◆ **WHAT TO DO**: For the listing below, give the count of lines containing "турците", and no other text.

◆ **SUPPLIED RECORDS**:

%%

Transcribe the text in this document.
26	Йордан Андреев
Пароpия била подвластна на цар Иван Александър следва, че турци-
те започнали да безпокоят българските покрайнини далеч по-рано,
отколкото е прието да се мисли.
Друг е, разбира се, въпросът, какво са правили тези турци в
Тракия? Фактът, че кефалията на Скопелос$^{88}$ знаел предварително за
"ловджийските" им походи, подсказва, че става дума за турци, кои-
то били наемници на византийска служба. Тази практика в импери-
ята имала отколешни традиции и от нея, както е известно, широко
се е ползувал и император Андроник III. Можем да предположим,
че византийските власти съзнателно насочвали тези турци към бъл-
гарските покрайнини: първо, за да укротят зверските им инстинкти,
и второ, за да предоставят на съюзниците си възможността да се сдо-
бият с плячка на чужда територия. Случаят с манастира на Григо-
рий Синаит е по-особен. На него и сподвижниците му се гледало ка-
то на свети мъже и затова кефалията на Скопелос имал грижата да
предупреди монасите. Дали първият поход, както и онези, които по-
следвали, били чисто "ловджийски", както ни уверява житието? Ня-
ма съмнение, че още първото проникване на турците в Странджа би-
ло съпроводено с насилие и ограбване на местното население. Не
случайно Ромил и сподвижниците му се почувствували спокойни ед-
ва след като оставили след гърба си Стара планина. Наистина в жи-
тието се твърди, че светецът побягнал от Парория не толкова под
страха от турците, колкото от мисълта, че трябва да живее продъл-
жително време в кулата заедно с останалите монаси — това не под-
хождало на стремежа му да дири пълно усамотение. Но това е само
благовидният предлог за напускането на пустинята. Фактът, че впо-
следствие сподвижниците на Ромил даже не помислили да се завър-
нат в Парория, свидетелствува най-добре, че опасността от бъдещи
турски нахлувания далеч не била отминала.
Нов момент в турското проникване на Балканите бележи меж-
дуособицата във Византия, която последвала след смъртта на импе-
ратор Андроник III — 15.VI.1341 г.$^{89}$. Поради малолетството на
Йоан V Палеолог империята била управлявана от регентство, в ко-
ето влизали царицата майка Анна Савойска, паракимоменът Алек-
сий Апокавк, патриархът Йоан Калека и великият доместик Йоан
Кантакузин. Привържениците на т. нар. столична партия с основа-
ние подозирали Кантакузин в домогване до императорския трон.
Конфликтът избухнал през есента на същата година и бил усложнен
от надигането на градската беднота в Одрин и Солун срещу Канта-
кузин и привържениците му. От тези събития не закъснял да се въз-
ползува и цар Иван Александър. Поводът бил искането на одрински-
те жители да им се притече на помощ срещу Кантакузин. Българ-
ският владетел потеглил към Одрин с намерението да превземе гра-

%%

◆ **REPLY TO THE EXERCISE**: 2